─── DATA FOR PROCESSING ───
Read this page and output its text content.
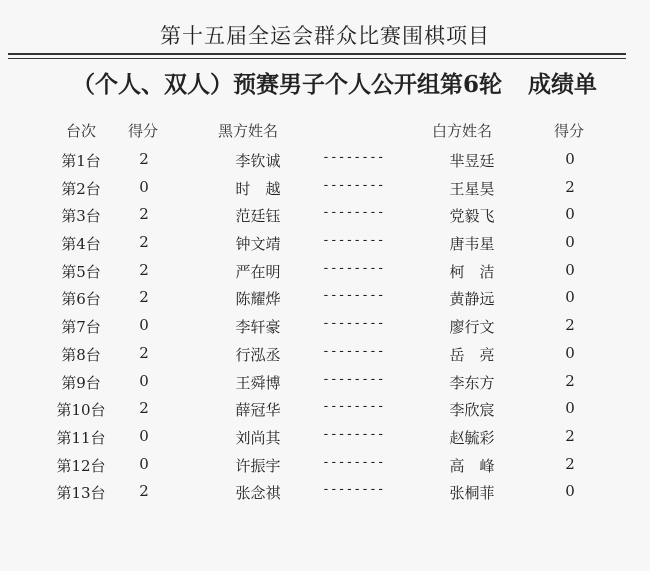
第十五届全运会群众比赛围棋项目
（个人、双人）预赛男子个人公开组第6轮 成绩单
台次 得分	黑方姓名	白方姓名	得分
第1台	2	李钦诚	--------	芈昱廷	0
第2台	0	时　越	--------	王星昊	2
第3台	2	范廷钰	--------	党毅飞	0
第4台	2	钟文靖	--------	唐韦星	0
第5台	2	严在明	--------	柯　洁	0
第6台	2	陈耀烨	--------	黄静远	0
第7台	0	李轩豪	--------	廖行文	2
第8台	2	行泓丞	--------	岳　亮	0
第9台	0	王舜博	--------	李东方	2
第10台 2	薛冠华	--------	李欣宸	0
第11台 0	刘尚其	--------	赵毓彩	2
第12台 0	许振宇	--------	高　峰	2
第13台 2	张念祺	--------	张桐菲	0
───
> SET TASK: Each record should be quoted exactly, with the images omitted.

> IN RESPONSE:
Read this page and output its text content.
第十五届全运会群众比赛围棋项目
（个人、双人）预赛男子个人公开组第6轮 成绩单
台次 得分	黑方姓名	白方姓名	得分
第1台	2	李钦诚	--------	芈昱廷	0
第2台	0	时　越	--------	王星昊	2
第3台	2	范廷钰	--------	党毅飞	0
第4台	2	钟文靖	--------	唐韦星	0
第5台	2	严在明	--------	柯　洁	0
第6台	2	陈耀烨	--------	黄静远	0
第7台	0	李轩豪	--------	廖行文	2
第8台	2	行泓丞	--------	岳　亮	0
第9台	0	王舜博	--------	李东方	2
第10台 2	薛冠华	--------	李欣宸	0
第11台 0	刘尚其	--------	赵毓彩	2
第12台 0	许振宇	--------	高　峰	2
第13台 2	张念祺	--------	张桐菲	0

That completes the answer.